### Extrait
::::::

De Impétueux, le 6 février à 21:08
Note du film : 4/6

Alors que depuis les désastreux accords Blum/Byrnes du 28 mai 1946, notre France est inondée par le cinéma des États-Unis qui ne se sont pas contentés de nous envoyer des chefs-d'œuvre mais nous ont refilé leur tout-venant, nous avons bien peu reçu de films soviétiques pendant la même période. Il est vrai qu'au-delà des cercles communistes militants de France-U.R.S.S., nous nourrissions une certaine méfiance pour un cinéma jugé idéologique (comme si celui de l'Oncle Sam ne l'était pas !). Certes les cinéphiles connaissaient les noms de Poudovkine ou de l'admirable Eisenstein ; certes franchissaient de temps en temps les frontières les merveilles de Kalatozov, de Bondartchouk, d'Andrei Tarkovsky, de Paradjanov. Plus tard les films de Pavel Lounguine, d'Andrey Konchalovskiy et bien sûr de l'impeccable Nikita Mikhalkov.

Mais le cinéma de tous les jours russes, le cinéma bon-enfant, le cinéma qu'ici nous appelions de samedi soir ? Rien du tout ! Comme si les Soviétiques avaient vécu dans une sombre triste cave ou dans un Goulag perpétuel. Je fais attention à ce que j'écris : je ne crois pas que le Paradis ait jamais été soviétique, mais je me dis que l'existence des Noirs dans l'Alabama profond n'était pas tellement sympathique non plus.

::::::

### Liste fournie
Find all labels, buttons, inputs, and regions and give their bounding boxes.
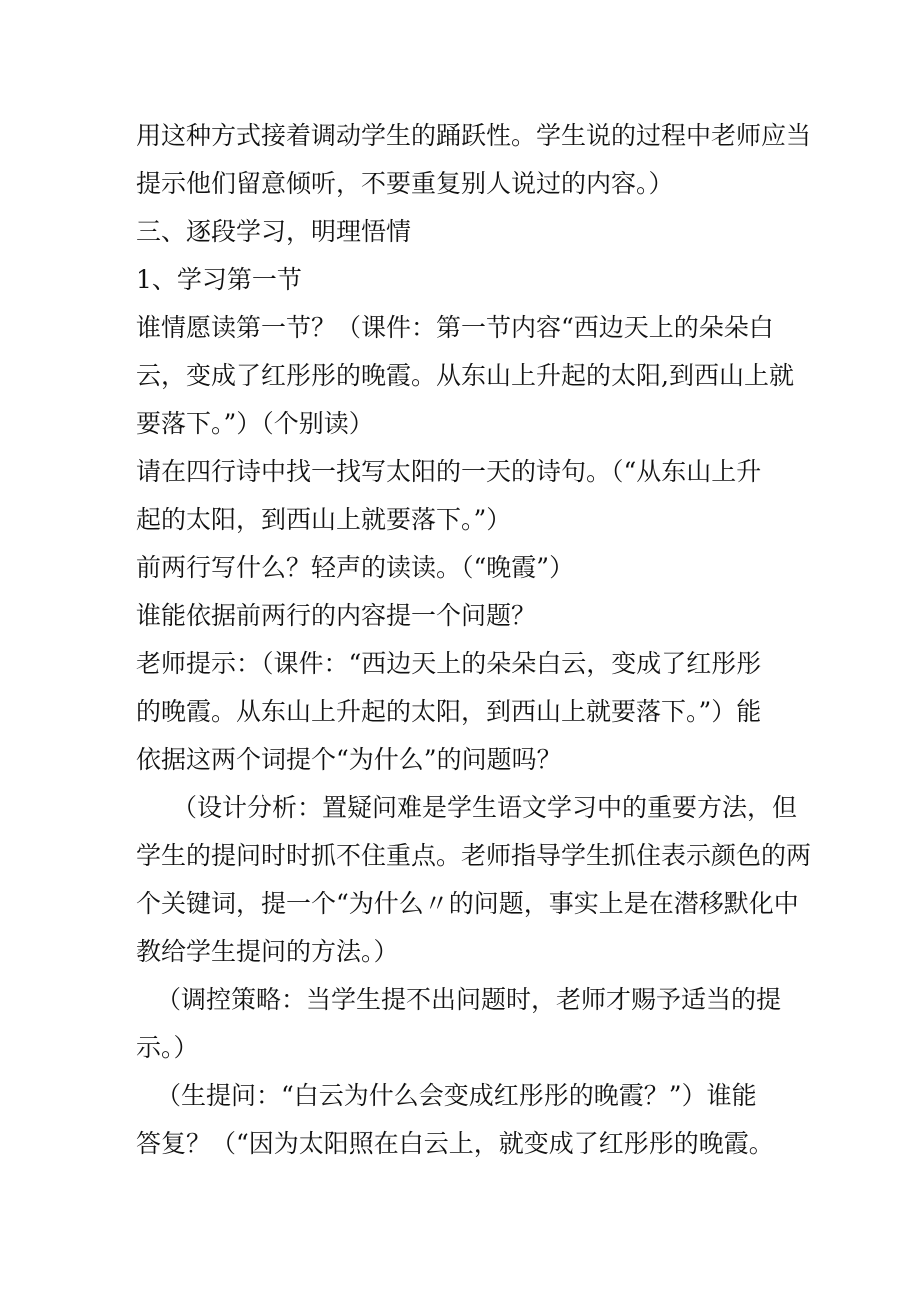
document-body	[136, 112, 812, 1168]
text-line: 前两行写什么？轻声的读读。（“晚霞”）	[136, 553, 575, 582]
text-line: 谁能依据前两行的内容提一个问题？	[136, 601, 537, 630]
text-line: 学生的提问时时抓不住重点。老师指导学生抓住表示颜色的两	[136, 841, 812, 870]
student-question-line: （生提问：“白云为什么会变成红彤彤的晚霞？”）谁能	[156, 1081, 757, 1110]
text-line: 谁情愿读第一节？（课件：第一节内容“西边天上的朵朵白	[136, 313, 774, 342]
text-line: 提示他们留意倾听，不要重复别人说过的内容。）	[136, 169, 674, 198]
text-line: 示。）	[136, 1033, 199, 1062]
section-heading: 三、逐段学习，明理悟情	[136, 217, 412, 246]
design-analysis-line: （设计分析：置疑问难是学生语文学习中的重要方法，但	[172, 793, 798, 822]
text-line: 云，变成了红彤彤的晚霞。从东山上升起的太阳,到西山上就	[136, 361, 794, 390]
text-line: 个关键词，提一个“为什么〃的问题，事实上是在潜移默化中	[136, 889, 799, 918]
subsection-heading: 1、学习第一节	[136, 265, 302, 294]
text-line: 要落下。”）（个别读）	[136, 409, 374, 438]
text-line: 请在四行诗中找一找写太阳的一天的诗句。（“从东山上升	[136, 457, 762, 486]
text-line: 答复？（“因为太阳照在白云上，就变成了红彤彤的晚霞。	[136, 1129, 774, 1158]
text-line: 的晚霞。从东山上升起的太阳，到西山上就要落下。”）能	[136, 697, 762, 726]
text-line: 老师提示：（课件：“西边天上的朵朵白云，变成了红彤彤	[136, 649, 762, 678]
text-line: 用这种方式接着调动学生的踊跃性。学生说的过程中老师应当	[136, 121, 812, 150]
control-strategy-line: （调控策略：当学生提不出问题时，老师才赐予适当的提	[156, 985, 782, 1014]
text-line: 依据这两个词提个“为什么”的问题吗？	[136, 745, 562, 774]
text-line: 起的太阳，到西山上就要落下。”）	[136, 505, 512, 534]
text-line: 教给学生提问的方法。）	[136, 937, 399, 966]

::::::

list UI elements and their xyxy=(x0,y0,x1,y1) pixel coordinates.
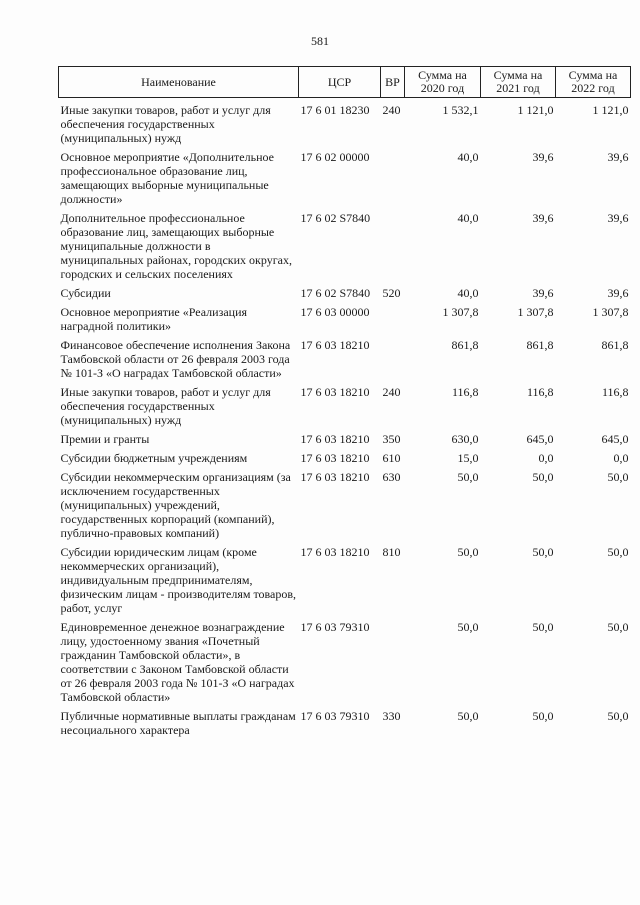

::::::

### Le problème
Continuez l'extrait sur le cinéma soviétique à partir de sa dernière phrase. La liste n'a aucun rôle à jouer ici.

### Résultat obtenu
Eh bien voilà que j'ai regardé un de ces films bon-enfant que la classe moyenne devait bien apprécier sans se poser de question ; un film bâti sur une opérette – c'est-dire une rêverie joyeuse – mais bâti sur une musique qui n'est pas de n'importe qui : Dimitri Chostakovich, le plus grand compositeur de l'époque, ce qui donne à Cheryomushki une qualité musicale comparable à celle du Leonard Bernstein de West side story. Cela étant écrit, pour applaudir à une musique délicieuse, ne comparons pas trop les choses : il s'agit là d'une opérette très légère, mais en même temps très sarcastique et très narquoise. Sa principale qualité est avant tout de montrer ce que pouvait être, au plus fort de la Guerre froide, en 1962 (la Crise de Cuba est de la même année), la vie quotidienne des Moscovites, confrontés à la crise du logement.

La chape stalinienne s'étant un peu soulevée (c'est Nikita Khrouchtchev qui dirige le pays), il est désormais possible de dénoncer ou même de se moquer des insuffisances du pays : la corruption, la bureaucratie, les passe-droits, les insuffisances de l'approvisionnement, la multiplication des formulaires, des intermédiaires, des désastres causés par l'inertie, l'indifférence, la négligence.

Et donc, sur un rythme joyeux et coloré voici l'histoire de couples – faits ou à faire – qui vont se retrouver dans le Quartier des cerises, une cité sortie de n'importe où dans la banlieue de Moscou où se dressent barres et tours, comme elles se dressaient dans la banlieue parisienne à la grande admiration tous ceux qui voyaient s'édifier des appartements modernes à la place des champs et des bidonvilles.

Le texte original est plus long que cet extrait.